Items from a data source
☆ ☆ ☆ ☆ ☆ ☆ ☆

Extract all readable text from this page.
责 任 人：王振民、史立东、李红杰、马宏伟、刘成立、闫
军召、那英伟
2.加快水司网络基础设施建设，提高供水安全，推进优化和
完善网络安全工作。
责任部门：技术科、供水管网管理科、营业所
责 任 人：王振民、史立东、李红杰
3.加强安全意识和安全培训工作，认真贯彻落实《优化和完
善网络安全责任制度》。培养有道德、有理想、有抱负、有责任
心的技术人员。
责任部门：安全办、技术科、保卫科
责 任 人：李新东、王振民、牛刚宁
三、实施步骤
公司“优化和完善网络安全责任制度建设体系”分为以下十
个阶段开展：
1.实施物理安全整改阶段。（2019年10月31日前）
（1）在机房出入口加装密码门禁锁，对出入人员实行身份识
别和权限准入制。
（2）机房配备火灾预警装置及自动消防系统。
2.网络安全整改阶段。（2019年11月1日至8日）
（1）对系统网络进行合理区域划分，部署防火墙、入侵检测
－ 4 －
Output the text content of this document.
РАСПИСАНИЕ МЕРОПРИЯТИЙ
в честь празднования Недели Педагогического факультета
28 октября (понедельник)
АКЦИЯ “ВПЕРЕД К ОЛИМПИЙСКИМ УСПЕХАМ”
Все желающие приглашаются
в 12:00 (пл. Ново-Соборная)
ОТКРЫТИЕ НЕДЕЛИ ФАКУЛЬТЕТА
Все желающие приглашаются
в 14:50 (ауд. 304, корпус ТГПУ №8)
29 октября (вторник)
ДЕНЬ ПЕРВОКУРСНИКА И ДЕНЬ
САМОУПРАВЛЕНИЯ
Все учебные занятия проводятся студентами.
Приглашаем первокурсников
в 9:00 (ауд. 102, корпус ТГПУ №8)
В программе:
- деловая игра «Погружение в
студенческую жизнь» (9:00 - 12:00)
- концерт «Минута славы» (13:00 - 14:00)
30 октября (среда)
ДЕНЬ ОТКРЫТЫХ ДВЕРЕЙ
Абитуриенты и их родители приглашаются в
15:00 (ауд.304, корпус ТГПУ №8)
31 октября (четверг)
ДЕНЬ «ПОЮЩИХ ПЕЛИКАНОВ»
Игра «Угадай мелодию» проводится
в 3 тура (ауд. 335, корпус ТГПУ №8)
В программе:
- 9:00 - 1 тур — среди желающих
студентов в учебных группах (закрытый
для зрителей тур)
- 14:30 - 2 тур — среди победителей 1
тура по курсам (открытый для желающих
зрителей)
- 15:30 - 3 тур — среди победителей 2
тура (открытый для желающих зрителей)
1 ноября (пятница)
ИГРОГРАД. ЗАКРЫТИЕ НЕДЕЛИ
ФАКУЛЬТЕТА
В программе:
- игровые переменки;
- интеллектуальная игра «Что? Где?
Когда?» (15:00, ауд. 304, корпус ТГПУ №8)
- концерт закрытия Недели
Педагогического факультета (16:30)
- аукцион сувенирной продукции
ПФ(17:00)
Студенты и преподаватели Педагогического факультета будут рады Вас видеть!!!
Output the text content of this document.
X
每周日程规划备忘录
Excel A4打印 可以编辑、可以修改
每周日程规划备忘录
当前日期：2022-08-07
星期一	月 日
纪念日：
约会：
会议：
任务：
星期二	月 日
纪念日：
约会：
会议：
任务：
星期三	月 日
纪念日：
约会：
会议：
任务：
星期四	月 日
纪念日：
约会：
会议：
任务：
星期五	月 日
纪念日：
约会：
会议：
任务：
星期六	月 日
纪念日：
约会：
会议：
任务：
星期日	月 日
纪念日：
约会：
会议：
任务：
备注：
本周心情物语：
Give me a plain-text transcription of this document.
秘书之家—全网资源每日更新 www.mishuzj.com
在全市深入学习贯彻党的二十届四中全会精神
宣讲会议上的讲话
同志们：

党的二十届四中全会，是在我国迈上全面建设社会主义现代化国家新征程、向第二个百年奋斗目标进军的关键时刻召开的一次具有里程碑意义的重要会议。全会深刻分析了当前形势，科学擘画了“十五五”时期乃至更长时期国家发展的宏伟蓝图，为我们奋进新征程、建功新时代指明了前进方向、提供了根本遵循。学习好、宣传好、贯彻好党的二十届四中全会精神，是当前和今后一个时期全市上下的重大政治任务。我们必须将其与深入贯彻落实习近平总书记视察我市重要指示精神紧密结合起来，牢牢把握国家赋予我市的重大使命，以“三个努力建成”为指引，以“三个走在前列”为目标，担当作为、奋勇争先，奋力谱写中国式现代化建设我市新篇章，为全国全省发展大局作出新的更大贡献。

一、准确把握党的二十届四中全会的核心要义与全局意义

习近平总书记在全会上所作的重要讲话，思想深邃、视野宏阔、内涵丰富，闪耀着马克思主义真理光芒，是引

☆ ☆ ☆ ☆ ☆ ☆ ☆

WHAT YOU NEED TO DO
Determine the number of lines in the listing that contain the string "открытый". Write that number and nothing else.

REPLY
2